In the entries below, find the lines with the word "document" and copy them.

# START OF Records supplied

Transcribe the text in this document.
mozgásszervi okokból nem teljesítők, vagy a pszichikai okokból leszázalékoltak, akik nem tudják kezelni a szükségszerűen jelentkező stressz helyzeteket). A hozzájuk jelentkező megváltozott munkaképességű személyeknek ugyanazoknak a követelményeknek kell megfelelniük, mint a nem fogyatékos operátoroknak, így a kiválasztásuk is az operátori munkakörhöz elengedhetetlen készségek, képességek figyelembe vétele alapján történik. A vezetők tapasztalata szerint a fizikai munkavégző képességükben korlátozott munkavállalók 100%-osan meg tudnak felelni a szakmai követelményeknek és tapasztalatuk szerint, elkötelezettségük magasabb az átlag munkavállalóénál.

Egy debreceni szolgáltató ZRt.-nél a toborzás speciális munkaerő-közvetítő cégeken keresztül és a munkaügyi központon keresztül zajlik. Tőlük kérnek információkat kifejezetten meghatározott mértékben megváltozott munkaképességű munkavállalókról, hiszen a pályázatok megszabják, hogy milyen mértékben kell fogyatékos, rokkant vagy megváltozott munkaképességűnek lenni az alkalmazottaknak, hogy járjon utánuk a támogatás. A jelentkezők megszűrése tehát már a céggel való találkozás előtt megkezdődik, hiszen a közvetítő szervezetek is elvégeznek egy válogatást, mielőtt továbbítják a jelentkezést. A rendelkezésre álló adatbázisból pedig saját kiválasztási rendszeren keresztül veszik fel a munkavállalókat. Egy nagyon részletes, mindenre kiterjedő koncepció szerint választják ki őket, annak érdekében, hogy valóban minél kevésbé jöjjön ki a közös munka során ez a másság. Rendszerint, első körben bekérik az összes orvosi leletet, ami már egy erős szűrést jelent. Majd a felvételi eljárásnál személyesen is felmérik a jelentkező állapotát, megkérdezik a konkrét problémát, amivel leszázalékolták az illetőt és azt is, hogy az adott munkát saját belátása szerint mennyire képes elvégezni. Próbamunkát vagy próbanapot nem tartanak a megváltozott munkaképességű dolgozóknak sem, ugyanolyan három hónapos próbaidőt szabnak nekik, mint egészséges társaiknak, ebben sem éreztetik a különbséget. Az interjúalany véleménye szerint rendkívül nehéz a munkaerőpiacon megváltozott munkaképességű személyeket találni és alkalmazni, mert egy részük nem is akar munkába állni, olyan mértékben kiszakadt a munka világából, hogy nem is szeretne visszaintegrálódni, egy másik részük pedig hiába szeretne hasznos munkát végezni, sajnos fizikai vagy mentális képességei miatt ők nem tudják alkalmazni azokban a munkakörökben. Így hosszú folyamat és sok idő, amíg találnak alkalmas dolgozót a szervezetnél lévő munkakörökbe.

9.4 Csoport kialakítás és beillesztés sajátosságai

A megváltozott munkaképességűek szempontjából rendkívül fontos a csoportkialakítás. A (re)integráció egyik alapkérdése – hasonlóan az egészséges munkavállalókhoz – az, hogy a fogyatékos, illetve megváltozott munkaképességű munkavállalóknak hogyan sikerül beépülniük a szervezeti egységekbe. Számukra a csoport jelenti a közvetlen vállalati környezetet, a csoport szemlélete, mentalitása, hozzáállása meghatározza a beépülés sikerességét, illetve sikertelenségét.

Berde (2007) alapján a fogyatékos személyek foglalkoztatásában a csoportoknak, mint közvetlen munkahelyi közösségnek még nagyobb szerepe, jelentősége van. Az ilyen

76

# END OF Records supplied
# START OF Records supplied

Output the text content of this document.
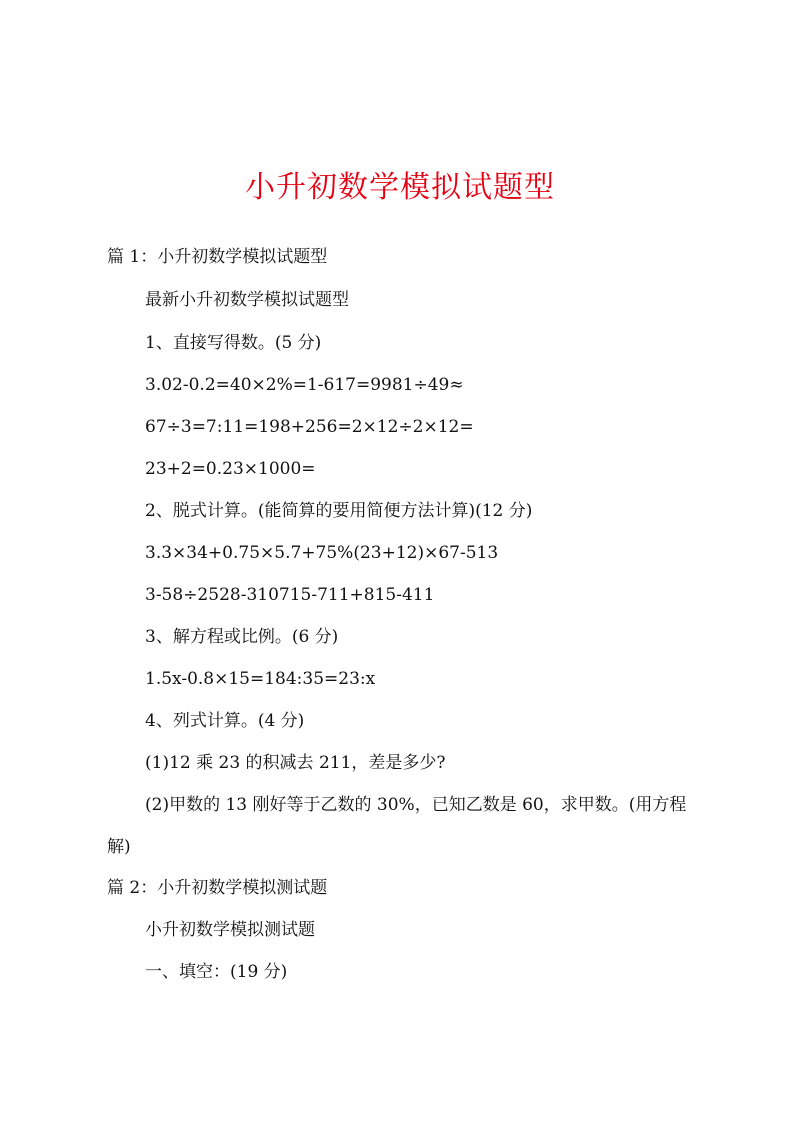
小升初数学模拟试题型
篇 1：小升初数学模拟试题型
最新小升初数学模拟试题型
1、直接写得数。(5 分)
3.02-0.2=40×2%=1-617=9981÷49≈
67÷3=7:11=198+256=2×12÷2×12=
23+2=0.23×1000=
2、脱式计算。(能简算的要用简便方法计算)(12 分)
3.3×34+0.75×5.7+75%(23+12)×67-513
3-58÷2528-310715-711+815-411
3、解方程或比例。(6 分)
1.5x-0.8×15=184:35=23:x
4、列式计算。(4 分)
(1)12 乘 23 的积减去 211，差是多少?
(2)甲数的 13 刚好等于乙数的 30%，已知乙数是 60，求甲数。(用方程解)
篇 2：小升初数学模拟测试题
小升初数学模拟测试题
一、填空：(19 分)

# END OF Records supplied
# START OF Records supplied

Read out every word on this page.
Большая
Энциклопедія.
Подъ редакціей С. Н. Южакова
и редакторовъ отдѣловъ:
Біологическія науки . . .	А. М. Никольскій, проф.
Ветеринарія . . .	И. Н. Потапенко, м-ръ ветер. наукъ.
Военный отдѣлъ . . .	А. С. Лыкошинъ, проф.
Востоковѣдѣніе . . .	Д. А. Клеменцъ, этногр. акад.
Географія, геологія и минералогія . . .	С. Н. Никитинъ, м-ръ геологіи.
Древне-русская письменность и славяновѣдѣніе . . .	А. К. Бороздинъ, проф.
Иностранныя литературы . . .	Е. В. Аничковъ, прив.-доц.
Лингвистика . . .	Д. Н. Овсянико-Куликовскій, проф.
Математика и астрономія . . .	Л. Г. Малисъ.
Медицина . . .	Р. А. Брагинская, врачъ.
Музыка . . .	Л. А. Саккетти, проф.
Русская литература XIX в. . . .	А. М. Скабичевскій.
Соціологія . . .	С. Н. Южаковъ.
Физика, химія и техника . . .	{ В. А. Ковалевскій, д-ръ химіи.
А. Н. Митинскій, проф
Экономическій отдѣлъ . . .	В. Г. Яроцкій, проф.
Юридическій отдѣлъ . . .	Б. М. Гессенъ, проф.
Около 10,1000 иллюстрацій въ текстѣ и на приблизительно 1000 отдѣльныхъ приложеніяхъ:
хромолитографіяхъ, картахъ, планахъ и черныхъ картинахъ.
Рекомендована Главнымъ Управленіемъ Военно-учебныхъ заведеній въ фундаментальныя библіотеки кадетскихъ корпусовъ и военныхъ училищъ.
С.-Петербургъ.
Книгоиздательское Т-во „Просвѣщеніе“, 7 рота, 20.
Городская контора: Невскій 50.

# END OF Records supplied

Task solution:
Transcribe the text in this document.
Output the text content of this document.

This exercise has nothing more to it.